### DIRECTION
Each line in the entries below that holds the string "symbol" is to be listed.

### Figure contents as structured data
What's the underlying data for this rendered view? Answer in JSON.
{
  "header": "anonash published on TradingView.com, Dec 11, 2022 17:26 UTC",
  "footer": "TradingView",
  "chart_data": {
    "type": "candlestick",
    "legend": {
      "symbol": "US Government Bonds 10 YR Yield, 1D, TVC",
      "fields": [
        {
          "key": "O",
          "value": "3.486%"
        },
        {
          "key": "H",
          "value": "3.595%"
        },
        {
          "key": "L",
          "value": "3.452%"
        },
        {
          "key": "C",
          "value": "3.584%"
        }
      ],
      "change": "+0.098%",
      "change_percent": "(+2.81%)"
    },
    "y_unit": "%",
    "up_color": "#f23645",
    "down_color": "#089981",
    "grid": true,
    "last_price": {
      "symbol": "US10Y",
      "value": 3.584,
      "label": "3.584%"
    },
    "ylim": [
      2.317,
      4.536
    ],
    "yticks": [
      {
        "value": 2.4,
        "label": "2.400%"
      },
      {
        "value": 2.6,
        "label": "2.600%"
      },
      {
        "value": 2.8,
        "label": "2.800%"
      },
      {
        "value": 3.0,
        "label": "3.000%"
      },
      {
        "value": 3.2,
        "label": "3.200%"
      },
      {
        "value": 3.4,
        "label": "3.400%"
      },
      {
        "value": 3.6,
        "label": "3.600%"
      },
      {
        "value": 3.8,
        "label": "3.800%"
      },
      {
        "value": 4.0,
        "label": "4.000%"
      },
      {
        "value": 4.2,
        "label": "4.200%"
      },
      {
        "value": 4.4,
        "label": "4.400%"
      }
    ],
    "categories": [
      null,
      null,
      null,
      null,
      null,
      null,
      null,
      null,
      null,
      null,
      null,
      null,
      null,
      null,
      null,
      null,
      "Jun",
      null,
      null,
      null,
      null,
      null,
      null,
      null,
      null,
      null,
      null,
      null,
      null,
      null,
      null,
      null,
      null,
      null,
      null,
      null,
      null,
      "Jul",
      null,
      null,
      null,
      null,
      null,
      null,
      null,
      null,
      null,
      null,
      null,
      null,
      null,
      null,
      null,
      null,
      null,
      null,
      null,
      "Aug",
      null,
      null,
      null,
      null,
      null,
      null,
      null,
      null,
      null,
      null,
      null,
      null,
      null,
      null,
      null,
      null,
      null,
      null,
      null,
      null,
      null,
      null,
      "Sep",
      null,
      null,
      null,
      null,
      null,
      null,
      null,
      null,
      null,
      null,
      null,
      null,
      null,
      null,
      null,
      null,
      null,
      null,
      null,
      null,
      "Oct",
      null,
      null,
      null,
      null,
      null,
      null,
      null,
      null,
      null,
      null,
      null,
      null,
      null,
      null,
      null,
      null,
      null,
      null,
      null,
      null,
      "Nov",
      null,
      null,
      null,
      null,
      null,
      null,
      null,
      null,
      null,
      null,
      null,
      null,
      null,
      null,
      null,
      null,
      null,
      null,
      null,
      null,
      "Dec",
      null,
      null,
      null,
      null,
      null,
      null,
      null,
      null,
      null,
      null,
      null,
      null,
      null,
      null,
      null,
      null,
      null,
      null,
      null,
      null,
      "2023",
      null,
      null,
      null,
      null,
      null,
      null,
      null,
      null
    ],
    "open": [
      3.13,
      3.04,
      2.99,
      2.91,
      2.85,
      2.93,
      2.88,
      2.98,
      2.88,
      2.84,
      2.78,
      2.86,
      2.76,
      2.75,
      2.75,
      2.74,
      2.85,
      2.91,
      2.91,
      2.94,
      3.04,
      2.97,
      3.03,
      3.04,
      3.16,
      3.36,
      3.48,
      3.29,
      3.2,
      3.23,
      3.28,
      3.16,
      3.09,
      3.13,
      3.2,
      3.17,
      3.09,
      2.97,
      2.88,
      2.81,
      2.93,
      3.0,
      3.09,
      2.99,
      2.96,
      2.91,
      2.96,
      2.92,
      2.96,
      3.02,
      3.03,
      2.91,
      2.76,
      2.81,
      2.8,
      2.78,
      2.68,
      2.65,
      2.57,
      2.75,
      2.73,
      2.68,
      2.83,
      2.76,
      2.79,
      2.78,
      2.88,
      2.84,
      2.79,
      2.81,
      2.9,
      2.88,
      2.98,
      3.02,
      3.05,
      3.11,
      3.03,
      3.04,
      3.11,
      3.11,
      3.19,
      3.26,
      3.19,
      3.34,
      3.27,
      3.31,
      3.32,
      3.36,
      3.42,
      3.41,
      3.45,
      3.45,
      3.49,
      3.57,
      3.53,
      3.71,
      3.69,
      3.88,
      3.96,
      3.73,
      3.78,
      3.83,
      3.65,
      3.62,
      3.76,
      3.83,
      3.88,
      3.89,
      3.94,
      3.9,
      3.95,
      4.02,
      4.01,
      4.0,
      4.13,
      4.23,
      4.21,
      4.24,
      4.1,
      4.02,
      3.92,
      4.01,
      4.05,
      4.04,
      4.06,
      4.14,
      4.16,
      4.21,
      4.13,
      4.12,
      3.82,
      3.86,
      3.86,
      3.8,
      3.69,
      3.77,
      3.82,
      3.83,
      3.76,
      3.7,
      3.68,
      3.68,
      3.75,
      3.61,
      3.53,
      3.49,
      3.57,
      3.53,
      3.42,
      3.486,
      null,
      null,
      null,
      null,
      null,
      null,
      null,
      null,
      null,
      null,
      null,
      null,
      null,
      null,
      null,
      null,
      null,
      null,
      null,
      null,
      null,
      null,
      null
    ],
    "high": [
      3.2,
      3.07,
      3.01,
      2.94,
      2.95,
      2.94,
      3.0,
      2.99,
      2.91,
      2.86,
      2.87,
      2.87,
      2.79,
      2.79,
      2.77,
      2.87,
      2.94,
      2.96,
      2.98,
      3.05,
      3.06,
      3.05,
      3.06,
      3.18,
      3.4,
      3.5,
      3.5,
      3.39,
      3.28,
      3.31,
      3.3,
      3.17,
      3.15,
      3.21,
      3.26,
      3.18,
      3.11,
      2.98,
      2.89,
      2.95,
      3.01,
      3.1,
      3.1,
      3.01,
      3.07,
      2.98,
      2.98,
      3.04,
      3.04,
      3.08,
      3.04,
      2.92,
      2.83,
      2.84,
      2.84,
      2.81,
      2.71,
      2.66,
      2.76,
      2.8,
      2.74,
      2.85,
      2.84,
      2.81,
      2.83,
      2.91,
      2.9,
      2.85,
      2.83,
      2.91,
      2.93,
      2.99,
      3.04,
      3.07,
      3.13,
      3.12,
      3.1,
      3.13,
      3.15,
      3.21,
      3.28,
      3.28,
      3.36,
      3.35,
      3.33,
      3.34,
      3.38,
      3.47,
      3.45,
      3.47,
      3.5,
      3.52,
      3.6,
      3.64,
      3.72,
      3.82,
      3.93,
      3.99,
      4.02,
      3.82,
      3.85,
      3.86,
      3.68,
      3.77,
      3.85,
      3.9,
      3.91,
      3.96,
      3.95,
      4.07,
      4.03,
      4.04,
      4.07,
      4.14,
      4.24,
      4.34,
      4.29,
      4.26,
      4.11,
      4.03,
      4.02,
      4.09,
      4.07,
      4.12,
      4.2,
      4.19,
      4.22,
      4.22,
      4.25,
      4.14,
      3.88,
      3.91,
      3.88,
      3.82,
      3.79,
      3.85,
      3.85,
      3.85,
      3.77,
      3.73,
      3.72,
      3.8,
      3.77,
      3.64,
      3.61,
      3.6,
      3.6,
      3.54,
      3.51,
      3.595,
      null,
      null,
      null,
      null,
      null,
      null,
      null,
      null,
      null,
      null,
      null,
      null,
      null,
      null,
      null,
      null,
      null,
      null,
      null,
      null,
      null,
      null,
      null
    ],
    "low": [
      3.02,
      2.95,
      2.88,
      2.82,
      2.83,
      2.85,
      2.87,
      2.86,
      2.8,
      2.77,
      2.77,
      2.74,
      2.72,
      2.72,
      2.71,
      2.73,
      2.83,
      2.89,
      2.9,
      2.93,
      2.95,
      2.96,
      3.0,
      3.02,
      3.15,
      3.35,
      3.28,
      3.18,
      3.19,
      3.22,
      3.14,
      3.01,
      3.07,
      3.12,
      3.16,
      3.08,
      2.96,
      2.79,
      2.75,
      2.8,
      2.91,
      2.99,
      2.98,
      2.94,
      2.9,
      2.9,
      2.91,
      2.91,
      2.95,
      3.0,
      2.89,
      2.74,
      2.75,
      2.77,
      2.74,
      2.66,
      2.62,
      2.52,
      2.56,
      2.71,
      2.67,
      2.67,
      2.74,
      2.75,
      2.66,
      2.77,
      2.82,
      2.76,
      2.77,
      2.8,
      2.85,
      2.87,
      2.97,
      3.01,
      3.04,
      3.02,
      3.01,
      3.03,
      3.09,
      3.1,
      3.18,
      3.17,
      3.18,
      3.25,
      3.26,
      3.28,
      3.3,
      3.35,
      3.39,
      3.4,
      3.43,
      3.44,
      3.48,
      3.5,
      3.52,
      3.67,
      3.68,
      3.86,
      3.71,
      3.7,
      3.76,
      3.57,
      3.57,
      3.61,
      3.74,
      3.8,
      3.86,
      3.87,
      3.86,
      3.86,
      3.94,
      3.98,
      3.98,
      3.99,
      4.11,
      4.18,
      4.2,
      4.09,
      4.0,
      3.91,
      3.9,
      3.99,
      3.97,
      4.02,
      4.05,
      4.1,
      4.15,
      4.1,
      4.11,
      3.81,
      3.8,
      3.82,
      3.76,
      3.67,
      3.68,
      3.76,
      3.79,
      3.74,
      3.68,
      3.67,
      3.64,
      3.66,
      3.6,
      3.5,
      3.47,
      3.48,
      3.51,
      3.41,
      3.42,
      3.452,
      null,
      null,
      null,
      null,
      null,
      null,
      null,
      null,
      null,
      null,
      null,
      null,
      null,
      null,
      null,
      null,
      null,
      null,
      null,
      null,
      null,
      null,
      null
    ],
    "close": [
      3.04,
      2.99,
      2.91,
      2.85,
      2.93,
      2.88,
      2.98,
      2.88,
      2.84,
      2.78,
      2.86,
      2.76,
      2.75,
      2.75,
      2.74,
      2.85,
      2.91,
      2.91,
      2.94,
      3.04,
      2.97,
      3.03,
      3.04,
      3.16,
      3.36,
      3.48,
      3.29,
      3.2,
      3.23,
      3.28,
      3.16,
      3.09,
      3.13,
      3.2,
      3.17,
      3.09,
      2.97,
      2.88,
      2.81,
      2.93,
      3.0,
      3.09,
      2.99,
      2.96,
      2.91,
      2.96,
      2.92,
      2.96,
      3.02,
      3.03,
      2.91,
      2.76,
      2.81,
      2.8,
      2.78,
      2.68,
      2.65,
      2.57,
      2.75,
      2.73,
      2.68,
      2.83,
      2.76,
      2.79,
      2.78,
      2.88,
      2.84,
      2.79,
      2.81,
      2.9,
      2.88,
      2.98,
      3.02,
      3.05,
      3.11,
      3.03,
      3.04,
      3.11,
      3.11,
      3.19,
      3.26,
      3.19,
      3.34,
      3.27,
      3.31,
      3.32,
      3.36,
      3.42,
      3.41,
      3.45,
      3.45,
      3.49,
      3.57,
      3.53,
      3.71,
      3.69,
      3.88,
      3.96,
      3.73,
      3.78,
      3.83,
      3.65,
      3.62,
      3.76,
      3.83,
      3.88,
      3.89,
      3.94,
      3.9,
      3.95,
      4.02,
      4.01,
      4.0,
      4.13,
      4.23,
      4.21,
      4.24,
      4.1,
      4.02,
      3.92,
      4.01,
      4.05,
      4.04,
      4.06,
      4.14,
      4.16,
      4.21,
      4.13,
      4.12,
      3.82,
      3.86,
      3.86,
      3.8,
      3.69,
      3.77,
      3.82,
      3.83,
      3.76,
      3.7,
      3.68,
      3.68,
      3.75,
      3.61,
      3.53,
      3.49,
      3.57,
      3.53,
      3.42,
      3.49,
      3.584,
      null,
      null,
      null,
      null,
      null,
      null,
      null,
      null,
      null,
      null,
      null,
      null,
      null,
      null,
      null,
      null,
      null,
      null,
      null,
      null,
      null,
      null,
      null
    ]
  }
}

### TASK OUTPUT
      "symbol": "US Government Bonds 10 YR Yield, 1D, TVC",
      "symbol": "US10Y",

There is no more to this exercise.